[Dataset rows about figures]
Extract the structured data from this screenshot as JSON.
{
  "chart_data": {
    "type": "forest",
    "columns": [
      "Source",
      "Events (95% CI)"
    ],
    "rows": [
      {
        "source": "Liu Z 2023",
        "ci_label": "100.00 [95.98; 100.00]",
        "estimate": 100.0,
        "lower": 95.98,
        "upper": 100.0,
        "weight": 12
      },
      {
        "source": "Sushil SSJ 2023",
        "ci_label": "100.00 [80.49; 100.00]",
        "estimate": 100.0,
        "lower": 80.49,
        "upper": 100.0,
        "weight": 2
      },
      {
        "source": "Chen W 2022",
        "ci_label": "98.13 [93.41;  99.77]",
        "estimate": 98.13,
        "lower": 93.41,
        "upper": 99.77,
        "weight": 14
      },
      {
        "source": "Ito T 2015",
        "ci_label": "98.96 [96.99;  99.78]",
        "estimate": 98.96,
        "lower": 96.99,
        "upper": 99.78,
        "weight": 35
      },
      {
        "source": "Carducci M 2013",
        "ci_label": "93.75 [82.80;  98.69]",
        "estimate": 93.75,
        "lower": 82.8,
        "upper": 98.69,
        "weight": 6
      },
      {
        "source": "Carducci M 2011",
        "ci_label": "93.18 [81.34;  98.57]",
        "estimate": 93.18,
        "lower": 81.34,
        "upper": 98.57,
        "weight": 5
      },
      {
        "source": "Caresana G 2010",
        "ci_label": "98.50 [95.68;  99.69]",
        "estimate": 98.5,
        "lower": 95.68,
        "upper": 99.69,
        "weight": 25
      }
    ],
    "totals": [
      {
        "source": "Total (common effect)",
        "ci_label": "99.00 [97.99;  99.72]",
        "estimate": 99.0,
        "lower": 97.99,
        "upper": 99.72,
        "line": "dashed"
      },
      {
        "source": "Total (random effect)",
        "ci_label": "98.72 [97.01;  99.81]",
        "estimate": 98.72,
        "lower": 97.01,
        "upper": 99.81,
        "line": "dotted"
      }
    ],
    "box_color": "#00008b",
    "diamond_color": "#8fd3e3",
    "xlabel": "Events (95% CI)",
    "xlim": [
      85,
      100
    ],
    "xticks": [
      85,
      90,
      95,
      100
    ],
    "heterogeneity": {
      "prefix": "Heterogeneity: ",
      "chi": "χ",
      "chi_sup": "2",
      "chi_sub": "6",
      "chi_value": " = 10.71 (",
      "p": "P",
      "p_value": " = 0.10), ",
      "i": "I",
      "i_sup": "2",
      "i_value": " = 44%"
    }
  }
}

§ What you should do
Go through the records and show every line with the string "lower" in it.

§ Written reply
        "lower": 95.98,
        "lower": 80.49,
        "lower": 93.41,
        "lower": 96.99,
        "lower": 82.8,
        "lower": 81.34,
        "lower": 95.68,
        "lower": 97.99,
        "lower": 97.01,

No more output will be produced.